**Problem**
Count the lines in the entries below that include the word "orders". Give nothing but the number.
* * * * * * *
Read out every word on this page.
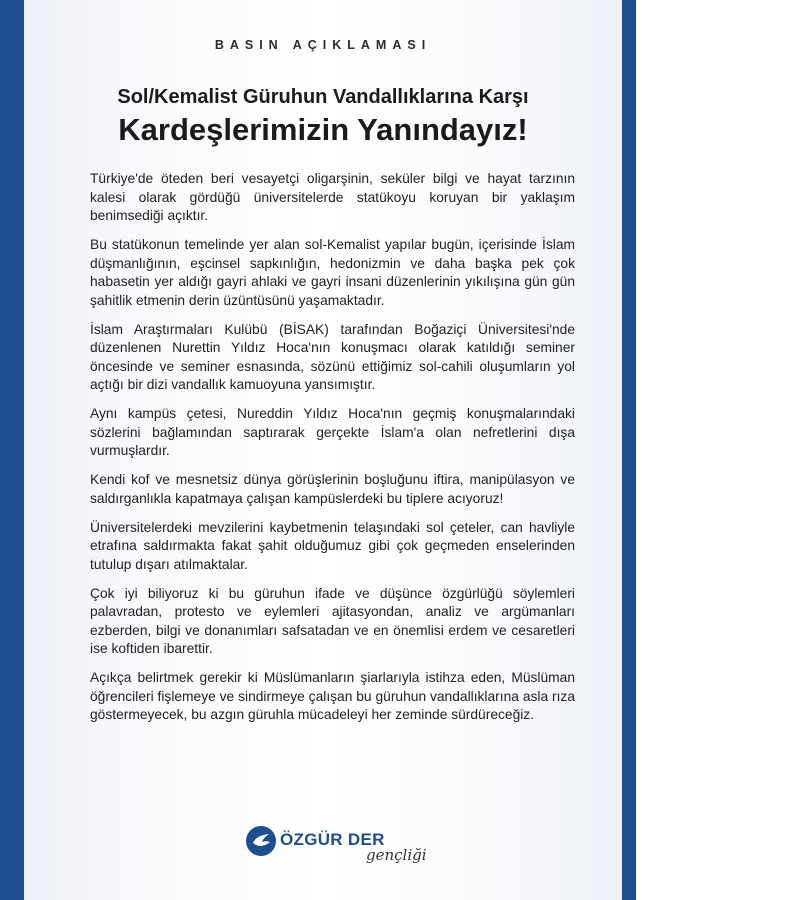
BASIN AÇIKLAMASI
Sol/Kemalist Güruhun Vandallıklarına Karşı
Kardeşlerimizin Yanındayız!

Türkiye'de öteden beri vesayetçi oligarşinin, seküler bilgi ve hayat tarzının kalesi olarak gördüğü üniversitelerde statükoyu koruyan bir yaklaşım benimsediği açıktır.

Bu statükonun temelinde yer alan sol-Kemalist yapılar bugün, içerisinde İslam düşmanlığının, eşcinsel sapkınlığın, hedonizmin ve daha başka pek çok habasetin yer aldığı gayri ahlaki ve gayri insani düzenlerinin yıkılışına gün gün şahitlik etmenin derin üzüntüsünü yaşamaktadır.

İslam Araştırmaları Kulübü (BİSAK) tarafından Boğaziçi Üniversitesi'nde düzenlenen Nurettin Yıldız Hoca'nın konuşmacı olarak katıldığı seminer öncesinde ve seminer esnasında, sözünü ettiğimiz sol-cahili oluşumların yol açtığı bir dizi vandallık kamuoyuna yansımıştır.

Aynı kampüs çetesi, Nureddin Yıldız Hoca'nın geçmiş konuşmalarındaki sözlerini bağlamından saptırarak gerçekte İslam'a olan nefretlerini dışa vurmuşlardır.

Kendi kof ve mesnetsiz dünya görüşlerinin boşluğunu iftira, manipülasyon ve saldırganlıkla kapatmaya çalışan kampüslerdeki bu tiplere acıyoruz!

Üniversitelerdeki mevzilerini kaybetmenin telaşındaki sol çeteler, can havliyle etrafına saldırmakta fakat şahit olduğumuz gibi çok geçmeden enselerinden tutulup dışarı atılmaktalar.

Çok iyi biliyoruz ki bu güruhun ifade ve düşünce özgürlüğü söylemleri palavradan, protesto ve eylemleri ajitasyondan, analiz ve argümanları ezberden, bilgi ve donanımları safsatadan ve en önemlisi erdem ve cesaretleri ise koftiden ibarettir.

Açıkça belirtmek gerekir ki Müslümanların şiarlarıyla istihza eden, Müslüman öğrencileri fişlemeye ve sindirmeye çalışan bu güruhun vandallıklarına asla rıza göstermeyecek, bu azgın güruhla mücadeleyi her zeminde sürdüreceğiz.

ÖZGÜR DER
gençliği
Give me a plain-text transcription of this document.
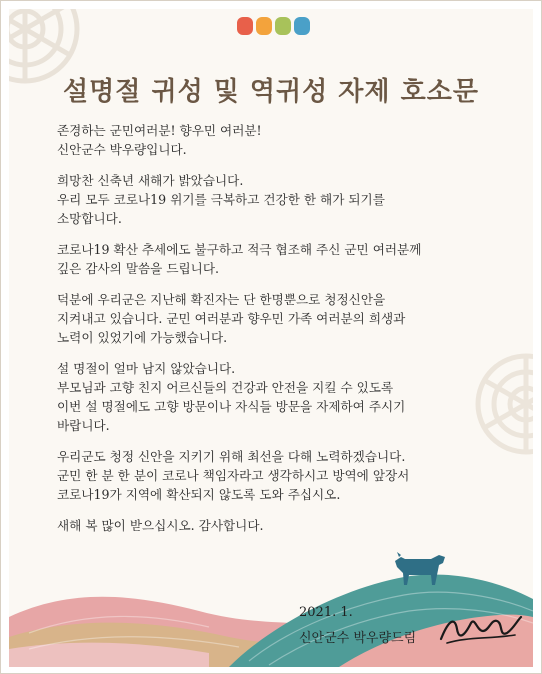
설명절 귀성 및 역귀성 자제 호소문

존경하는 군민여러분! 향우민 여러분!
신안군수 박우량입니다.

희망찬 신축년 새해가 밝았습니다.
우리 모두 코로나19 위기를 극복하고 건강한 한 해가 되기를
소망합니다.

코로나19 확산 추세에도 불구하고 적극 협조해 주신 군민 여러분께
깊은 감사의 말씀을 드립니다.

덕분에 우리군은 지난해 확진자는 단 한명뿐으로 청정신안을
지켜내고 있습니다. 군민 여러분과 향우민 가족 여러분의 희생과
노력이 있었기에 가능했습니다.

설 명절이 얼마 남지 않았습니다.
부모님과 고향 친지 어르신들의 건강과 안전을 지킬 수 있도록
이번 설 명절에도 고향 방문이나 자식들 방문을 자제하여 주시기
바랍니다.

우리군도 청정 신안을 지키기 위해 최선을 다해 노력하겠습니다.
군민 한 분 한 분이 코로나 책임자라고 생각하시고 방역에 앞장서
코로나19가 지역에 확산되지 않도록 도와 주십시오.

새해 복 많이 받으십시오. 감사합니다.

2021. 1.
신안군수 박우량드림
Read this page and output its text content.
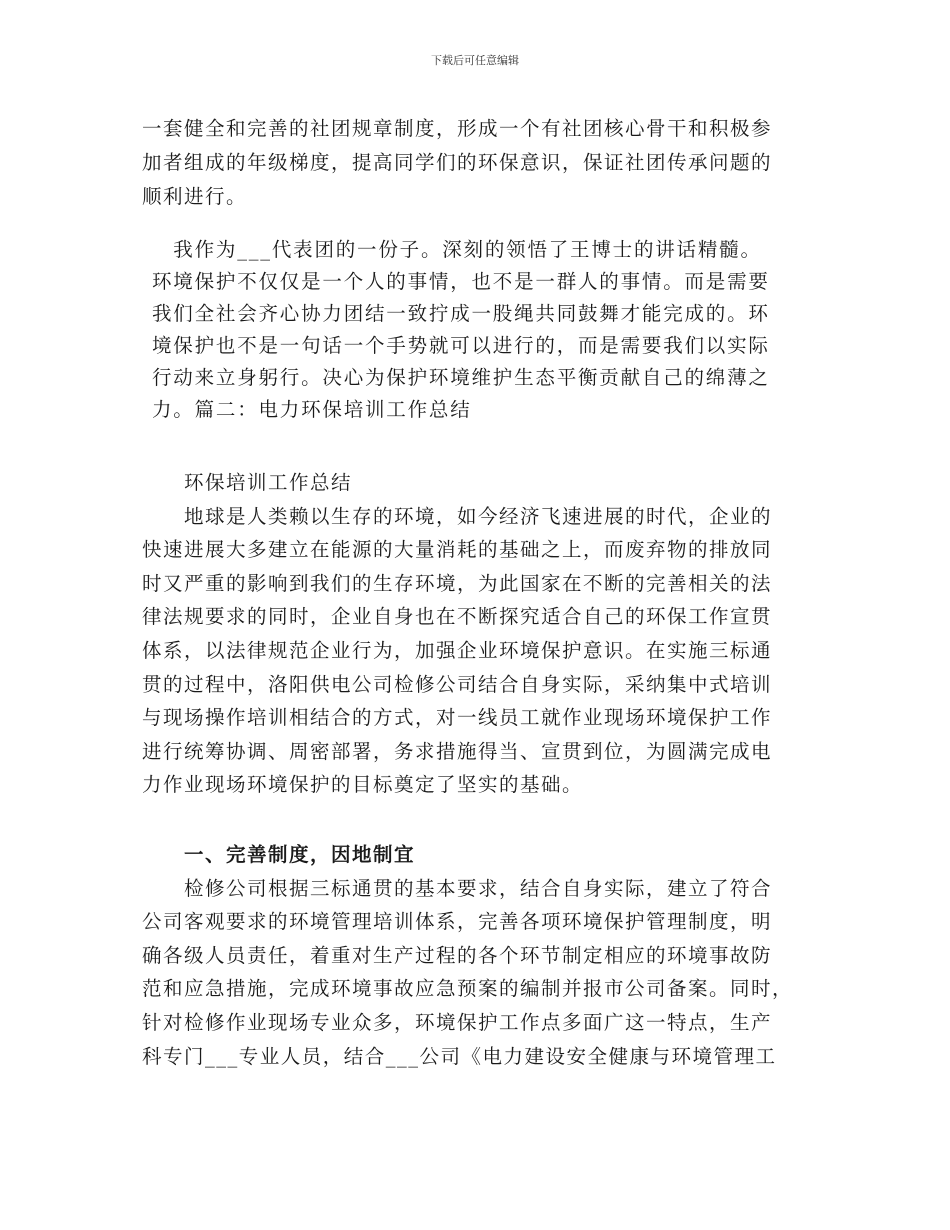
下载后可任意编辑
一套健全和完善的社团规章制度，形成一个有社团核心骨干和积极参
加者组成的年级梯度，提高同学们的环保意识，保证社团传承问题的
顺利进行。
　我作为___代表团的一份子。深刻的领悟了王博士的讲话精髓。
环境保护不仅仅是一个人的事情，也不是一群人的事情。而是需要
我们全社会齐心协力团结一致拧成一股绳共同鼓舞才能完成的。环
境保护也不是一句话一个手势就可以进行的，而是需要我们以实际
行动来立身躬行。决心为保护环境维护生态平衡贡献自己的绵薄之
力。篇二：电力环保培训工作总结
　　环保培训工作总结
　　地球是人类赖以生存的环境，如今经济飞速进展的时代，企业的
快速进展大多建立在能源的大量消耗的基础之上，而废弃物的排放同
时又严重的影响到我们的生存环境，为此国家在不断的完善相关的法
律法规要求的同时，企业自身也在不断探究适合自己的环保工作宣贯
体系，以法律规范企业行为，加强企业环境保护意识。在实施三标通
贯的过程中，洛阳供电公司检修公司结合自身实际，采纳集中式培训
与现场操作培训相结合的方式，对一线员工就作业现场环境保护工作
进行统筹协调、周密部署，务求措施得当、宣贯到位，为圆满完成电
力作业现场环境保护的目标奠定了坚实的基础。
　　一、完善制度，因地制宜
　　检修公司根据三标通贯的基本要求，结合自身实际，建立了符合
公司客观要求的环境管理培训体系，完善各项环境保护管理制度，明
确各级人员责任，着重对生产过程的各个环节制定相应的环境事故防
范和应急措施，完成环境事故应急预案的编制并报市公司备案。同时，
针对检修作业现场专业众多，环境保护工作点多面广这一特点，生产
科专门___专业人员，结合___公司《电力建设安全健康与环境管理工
* * * * * * *
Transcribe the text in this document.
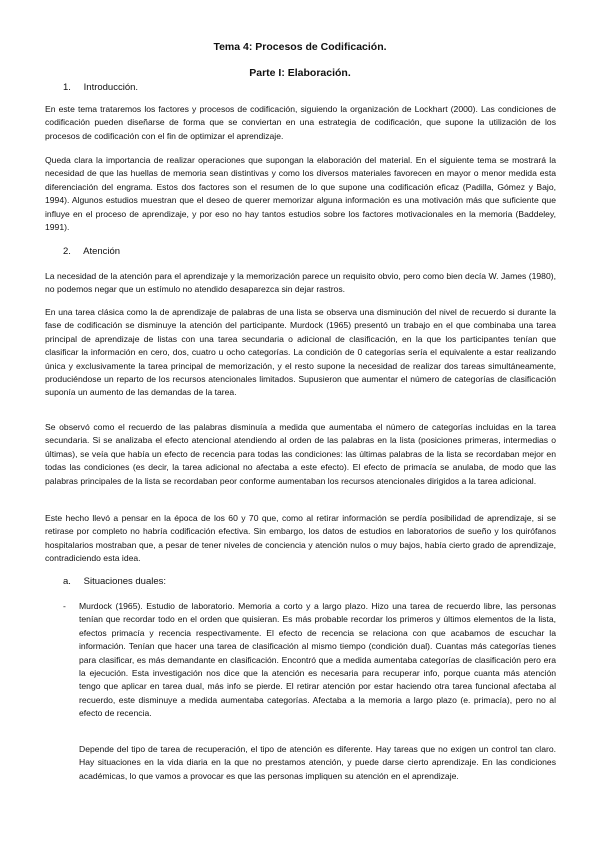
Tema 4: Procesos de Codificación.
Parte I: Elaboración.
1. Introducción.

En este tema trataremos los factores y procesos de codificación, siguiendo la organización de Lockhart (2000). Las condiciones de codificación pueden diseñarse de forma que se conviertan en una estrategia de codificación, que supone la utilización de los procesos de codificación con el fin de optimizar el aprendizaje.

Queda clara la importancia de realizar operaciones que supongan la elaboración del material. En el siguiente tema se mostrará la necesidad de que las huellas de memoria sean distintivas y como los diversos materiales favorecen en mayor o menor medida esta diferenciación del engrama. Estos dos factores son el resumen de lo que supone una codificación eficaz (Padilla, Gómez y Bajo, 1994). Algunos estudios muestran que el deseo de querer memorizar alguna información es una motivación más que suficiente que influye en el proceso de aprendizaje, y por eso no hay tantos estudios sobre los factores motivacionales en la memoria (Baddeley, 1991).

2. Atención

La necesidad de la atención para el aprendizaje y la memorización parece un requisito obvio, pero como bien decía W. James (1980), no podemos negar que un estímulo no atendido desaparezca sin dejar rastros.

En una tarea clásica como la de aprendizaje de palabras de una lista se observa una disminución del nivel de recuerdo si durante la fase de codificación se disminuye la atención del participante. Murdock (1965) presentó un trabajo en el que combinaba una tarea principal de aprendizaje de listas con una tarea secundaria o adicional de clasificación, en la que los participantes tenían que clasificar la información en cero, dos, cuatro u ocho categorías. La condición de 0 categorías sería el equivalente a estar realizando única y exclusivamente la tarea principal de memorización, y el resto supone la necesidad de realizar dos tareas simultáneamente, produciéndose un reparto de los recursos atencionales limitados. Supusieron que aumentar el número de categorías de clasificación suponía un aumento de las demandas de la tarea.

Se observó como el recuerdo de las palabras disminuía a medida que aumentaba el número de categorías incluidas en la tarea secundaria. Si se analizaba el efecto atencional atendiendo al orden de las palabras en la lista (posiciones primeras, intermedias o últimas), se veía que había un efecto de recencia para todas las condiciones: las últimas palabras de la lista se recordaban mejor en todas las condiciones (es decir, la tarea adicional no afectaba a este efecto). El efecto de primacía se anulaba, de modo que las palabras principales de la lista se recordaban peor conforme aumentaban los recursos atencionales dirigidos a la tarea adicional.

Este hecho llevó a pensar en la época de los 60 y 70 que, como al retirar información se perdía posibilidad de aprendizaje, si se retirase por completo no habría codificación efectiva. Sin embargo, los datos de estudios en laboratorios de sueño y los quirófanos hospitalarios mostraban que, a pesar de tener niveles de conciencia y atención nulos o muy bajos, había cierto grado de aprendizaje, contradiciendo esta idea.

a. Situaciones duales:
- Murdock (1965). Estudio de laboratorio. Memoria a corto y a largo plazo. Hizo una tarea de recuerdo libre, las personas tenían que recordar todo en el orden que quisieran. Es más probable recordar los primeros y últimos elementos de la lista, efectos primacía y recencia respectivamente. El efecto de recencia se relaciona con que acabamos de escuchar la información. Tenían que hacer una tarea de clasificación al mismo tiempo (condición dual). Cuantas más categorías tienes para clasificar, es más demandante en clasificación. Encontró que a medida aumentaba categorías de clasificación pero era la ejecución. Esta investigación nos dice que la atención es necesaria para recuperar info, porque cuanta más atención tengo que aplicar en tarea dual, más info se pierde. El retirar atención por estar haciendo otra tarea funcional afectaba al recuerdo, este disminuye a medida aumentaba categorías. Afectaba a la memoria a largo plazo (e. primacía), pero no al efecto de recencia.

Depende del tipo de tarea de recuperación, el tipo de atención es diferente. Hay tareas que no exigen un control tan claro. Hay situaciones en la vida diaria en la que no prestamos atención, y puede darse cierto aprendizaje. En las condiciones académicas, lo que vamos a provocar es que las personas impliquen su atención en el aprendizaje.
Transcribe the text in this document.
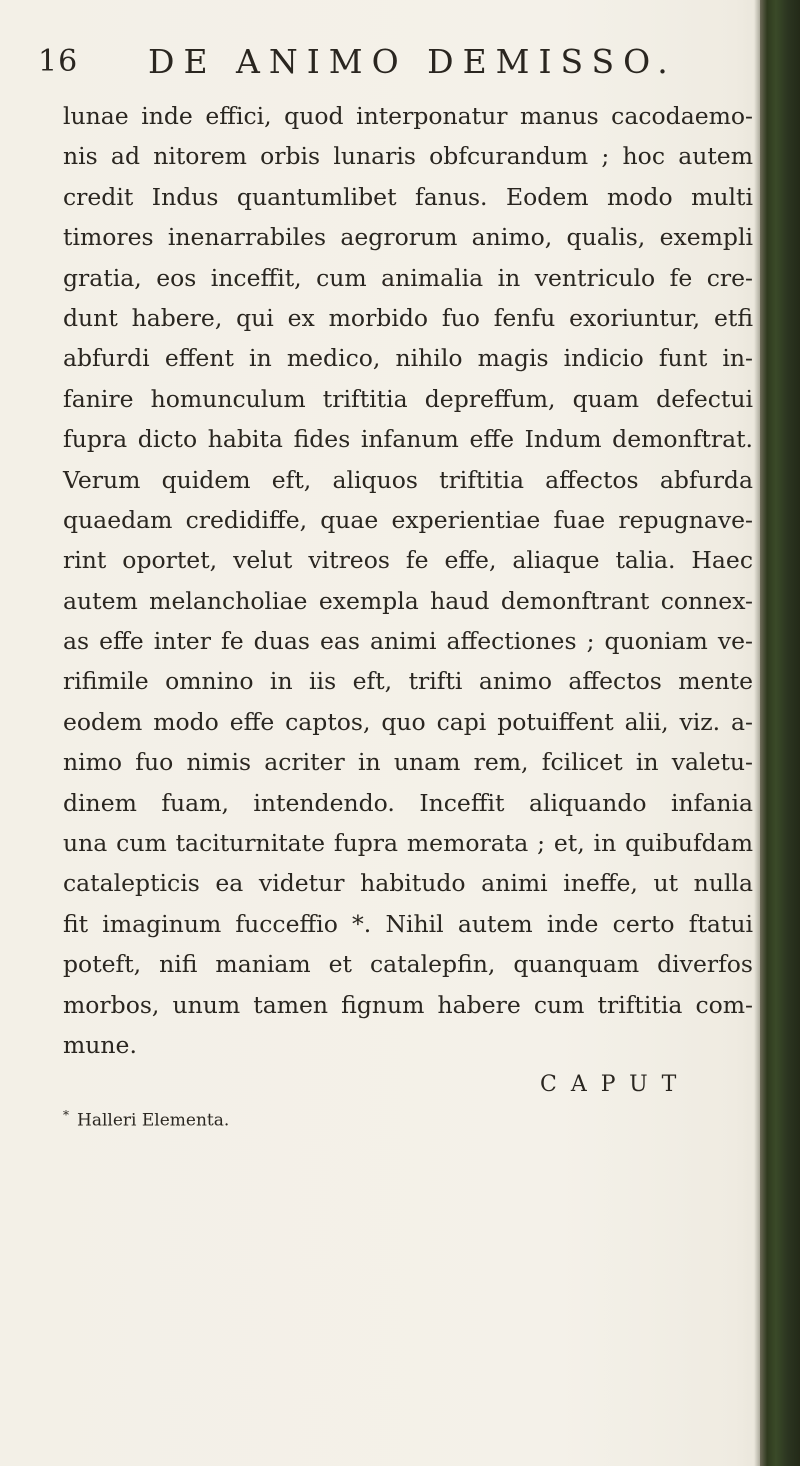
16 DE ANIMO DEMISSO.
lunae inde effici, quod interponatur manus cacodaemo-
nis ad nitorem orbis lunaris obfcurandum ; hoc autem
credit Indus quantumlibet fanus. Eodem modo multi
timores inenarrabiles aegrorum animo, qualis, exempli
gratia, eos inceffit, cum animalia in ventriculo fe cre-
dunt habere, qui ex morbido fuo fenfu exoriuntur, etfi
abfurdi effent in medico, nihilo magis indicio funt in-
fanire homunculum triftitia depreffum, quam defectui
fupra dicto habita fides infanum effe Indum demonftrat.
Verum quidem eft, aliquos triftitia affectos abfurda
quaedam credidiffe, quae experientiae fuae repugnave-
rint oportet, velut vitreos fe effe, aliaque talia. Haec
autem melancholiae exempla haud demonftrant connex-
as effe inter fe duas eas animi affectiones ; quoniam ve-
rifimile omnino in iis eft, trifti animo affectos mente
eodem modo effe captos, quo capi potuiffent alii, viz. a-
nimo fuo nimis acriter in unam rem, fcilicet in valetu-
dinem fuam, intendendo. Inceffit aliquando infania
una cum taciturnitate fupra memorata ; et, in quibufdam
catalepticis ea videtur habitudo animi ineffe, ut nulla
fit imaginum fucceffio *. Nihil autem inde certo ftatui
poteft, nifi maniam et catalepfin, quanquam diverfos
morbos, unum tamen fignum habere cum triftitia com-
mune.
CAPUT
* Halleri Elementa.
* * * * * * *
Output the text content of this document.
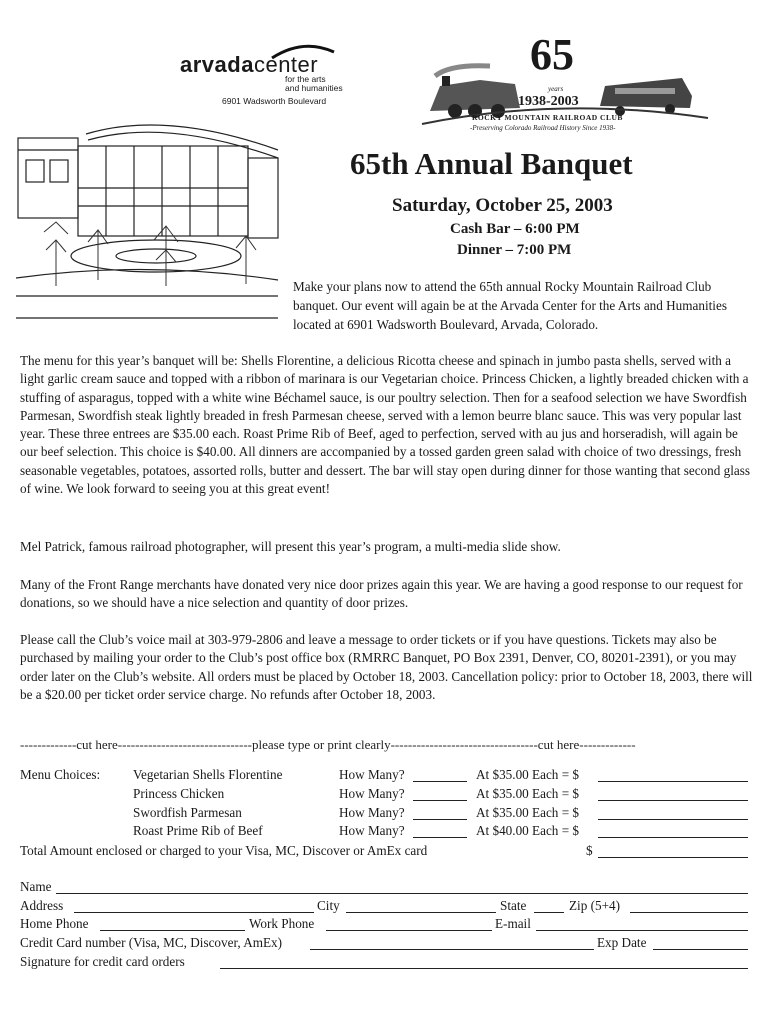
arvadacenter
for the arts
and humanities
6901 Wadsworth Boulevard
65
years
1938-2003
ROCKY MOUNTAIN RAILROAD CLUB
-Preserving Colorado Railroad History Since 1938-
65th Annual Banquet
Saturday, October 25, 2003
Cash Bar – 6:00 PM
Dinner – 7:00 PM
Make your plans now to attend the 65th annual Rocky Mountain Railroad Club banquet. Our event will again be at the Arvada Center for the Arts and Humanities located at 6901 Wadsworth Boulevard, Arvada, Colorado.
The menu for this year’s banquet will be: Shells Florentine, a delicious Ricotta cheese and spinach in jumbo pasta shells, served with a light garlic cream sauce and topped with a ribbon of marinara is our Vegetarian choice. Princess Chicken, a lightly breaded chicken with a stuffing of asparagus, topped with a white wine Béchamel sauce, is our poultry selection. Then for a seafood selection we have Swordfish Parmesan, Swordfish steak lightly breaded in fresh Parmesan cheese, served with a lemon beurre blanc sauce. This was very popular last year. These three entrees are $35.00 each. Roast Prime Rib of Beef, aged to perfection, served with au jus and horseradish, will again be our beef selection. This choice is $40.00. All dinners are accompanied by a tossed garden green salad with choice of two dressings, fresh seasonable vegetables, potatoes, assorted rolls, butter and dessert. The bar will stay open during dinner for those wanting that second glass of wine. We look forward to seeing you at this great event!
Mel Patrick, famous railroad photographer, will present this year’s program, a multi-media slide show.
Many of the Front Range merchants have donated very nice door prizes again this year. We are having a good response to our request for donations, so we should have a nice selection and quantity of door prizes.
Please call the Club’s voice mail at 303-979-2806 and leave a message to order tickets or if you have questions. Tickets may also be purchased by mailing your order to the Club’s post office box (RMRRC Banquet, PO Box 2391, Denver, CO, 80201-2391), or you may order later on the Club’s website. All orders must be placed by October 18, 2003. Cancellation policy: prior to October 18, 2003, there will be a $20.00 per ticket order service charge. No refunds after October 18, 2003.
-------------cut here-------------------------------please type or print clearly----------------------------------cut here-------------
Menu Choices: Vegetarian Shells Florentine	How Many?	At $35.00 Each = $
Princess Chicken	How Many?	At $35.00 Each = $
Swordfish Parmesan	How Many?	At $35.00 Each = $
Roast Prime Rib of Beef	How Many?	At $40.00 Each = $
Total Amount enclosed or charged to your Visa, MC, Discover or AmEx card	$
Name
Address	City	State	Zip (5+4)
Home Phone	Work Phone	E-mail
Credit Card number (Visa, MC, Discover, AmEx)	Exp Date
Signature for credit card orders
* * * * * * *
**Solution to the exercise**
2